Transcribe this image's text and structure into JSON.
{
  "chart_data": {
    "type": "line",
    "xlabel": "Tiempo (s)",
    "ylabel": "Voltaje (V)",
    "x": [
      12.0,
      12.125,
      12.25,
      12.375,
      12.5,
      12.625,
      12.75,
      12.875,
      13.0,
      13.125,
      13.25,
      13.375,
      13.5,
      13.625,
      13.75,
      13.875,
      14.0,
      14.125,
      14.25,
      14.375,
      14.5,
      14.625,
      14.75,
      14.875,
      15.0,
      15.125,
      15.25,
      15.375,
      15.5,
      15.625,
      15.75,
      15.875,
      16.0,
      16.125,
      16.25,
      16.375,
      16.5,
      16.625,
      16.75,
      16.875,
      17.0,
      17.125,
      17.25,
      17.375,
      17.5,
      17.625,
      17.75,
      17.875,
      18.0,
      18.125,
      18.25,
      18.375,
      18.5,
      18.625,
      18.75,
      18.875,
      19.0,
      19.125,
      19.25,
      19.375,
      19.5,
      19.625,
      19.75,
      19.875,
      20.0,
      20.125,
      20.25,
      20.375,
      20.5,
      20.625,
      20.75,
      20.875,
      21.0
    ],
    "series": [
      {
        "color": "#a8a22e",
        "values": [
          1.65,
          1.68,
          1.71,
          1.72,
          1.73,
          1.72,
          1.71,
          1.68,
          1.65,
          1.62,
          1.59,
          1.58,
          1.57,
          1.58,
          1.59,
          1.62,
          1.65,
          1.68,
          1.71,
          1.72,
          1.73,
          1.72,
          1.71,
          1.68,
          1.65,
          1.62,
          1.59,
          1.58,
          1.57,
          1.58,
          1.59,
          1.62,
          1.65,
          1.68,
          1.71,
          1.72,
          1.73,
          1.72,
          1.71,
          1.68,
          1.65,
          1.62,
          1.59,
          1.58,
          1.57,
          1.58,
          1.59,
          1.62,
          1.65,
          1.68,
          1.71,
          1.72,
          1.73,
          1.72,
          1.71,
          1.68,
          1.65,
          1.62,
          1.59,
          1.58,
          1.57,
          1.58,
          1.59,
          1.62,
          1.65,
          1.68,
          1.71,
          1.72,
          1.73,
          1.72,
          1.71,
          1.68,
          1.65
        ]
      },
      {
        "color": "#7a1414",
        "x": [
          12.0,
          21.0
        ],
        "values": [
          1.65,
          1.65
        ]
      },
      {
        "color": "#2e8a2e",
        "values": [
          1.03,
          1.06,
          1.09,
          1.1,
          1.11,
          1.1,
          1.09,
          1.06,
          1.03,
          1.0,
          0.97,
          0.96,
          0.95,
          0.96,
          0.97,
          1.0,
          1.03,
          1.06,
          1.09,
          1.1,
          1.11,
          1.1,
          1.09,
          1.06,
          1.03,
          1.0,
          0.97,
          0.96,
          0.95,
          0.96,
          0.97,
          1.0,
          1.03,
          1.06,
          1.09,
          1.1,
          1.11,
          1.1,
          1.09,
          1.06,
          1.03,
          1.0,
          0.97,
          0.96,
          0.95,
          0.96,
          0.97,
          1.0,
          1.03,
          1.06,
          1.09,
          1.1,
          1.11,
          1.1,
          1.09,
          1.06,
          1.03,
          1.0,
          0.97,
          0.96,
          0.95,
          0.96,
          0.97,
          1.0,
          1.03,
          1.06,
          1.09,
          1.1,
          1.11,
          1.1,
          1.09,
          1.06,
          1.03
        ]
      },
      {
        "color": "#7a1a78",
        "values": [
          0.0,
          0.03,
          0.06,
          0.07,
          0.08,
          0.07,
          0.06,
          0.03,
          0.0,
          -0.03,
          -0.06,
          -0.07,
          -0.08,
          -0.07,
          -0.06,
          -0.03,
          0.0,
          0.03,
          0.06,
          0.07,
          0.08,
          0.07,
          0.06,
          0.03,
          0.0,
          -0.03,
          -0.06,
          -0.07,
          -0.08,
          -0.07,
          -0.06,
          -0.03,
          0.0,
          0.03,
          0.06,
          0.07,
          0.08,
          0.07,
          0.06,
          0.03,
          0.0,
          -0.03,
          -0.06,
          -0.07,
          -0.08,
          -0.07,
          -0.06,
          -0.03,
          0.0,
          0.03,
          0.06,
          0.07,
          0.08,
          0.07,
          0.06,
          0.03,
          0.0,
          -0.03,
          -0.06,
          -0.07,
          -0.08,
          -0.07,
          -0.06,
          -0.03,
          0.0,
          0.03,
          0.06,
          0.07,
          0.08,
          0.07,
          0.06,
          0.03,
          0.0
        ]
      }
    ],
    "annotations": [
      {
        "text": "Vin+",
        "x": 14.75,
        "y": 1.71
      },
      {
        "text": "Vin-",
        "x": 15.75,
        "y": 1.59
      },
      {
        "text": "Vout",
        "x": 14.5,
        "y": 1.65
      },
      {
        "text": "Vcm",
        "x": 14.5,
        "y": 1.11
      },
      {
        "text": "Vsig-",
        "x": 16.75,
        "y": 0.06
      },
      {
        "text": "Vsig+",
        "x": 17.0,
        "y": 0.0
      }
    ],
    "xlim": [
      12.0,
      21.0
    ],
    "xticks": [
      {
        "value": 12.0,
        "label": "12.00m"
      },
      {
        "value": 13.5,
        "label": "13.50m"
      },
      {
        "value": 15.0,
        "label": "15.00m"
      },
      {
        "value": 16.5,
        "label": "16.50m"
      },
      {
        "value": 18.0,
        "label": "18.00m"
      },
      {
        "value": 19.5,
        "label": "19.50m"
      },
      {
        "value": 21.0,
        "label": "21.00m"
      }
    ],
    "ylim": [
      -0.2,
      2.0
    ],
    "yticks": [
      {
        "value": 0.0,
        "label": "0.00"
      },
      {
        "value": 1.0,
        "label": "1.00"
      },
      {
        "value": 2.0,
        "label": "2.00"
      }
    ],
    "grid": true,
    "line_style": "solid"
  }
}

Short exercise
Transcribe all lines as written.

Solution to this problem
Transcribe this image's text and structure into JSON.
{
  "chart_data": {
    "type": "line",
    "xlabel": "Tiempo (s)",
    "ylabel": "Voltaje (V)",
    "x": [
      12.0,
      12.125,
      12.25,
      12.375,
      12.5,
      12.625,
      12.75,
      12.875,
      13.0,
      13.125,
      13.25,
      13.375,
      13.5,
      13.625,
      13.75,
      13.875,
      14.0,
      14.125,
      14.25,
      14.375,
      14.5,
      14.625,
      14.75,
      14.875,
      15.0,
      15.125,
      15.25,
      15.375,
      15.5,
      15.625,
      15.75,
      15.875,
      16.0,
      16.125,
      16.25,
      16.375,
      16.5,
      16.625,
      16.75,
      16.875,
      17.0,
      17.125,
      17.25,
      17.375,
      17.5,
      17.625,
      17.75,
      17.875,
      18.0,
      18.125,
      18.25,
      18.375,
      18.5,
      18.625,
      18.75,
      18.875,
      19.0,
      19.125,
      19.25,
      19.375,
      19.5,
      19.625,
      19.75,
      19.875,
      20.0,
      20.125,
      20.25,
      20.375,
      20.5,
      20.625,
      20.75,
      20.875,
      21.0
    ],
    "series": [
      {
        "color": "#a8a22e",
        "values": [
          1.65,
          1.68,
          1.71,
          1.72,
          1.73,
          1.72,
          1.71,
          1.68,
          1.65,
          1.62,
          1.59,
          1.58,
          1.57,
          1.58,
          1.59,
          1.62,
          1.65,
          1.68,
          1.71,
          1.72,
          1.73,
          1.72,
          1.71,
          1.68,
          1.65,
          1.62,
          1.59,
          1.58,
          1.57,
          1.58,
          1.59,
          1.62,
          1.65,
          1.68,
          1.71,
          1.72,
          1.73,
          1.72,
          1.71,
          1.68,
          1.65,
          1.62,
          1.59,
          1.58,
          1.57,
          1.58,
          1.59,
          1.62,
          1.65,
          1.68,
          1.71,
          1.72,
          1.73,
          1.72,
          1.71,
          1.68,
          1.65,
          1.62,
          1.59,
          1.58,
          1.57,
          1.58,
          1.59,
          1.62,
          1.65,
          1.68,
          1.71,
          1.72,
          1.73,
          1.72,
          1.71,
          1.68,
          1.65
        ]
      },
      {
        "color": "#7a1414",
        "x": [
          12.0,
          21.0
        ],
        "values": [
          1.65,
          1.65
        ]
      },
      {
        "color": "#2e8a2e",
        "values": [
          1.03,
          1.06,
          1.09,
          1.1,
          1.11,
          1.1,
          1.09,
          1.06,
          1.03,
          1.0,
          0.97,
          0.96,
          0.95,
          0.96,
          0.97,
          1.0,
          1.03,
          1.06,
          1.09,
          1.1,
          1.11,
          1.1,
          1.09,
          1.06,
          1.03,
          1.0,
          0.97,
          0.96,
          0.95,
          0.96,
          0.97,
          1.0,
          1.03,
          1.06,
          1.09,
          1.1,
          1.11,
          1.1,
          1.09,
          1.06,
          1.03,
          1.0,
          0.97,
          0.96,
          0.95,
          0.96,
          0.97,
          1.0,
          1.03,
          1.06,
          1.09,
          1.1,
          1.11,
          1.1,
          1.09,
          1.06,
          1.03,
          1.0,
          0.97,
          0.96,
          0.95,
          0.96,
          0.97,
          1.0,
          1.03,
          1.06,
          1.09,
          1.1,
          1.11,
          1.1,
          1.09,
          1.06,
          1.03
        ]
      },
      {
        "color": "#7a1a78",
        "values": [
          0.0,
          0.03,
          0.06,
          0.07,
          0.08,
          0.07,
          0.06,
          0.03,
          0.0,
          -0.03,
          -0.06,
          -0.07,
          -0.08,
          -0.07,
          -0.06,
          -0.03,
          0.0,
          0.03,
          0.06,
          0.07,
          0.08,
          0.07,
          0.06,
          0.03,
          0.0,
          -0.03,
          -0.06,
          -0.07,
          -0.08,
          -0.07,
          -0.06,
          -0.03,
          0.0,
          0.03,
          0.06,
          0.07,
          0.08,
          0.07,
          0.06,
          0.03,
          0.0,
          -0.03,
          -0.06,
          -0.07,
          -0.08,
          -0.07,
          -0.06,
          -0.03,
          0.0,
          0.03,
          0.06,
          0.07,
          0.08,
          0.07,
          0.06,
          0.03,
          0.0,
          -0.03,
          -0.06,
          -0.07,
          -0.08,
          -0.07,
          -0.06,
          -0.03,
          0.0,
          0.03,
          0.06,
          0.07,
          0.08,
          0.07,
          0.06,
          0.03,
          0.0
        ]
      }
    ],
    "annotations": [
      {
        "text": "Vin+",
        "x": 14.75,
        "y": 1.71
      },
      {
        "text": "Vin-",
        "x": 15.75,
        "y": 1.59
      },
      {
        "text": "Vout",
        "x": 14.5,
        "y": 1.65
      },
      {
        "text": "Vcm",
        "x": 14.5,
        "y": 1.11
      },
      {
        "text": "Vsig-",
        "x": 16.75,
        "y": 0.06
      },
      {
        "text": "Vsig+",
        "x": 17.0,
        "y": 0.0
      }
    ],
    "xlim": [
      12.0,
      21.0
    ],
    "xticks": [
      {
        "value": 12.0,
        "label": "12.00m"
      },
      {
        "value": 13.5,
        "label": "13.50m"
      },
      {
        "value": 15.0,
        "label": "15.00m"
      },
      {
        "value": 16.5,
        "label": "16.50m"
      },
      {
        "value": 18.0,
        "label": "18.00m"
      },
      {
        "value": 19.5,
        "label": "19.50m"
      },
      {
        "value": 21.0,
        "label": "21.00m"
      }
    ],
    "ylim": [
      -0.2,
      2.0
    ],
    "yticks": [
      {
        "value": 0.0,
        "label": "0.00"
      },
      {
        "value": 1.0,
        "label": "1.00"
      },
      {
        "value": 2.0,
        "label": "2.00"
      }
    ],
    "grid": true,
    "line_style": "solid"
  }
}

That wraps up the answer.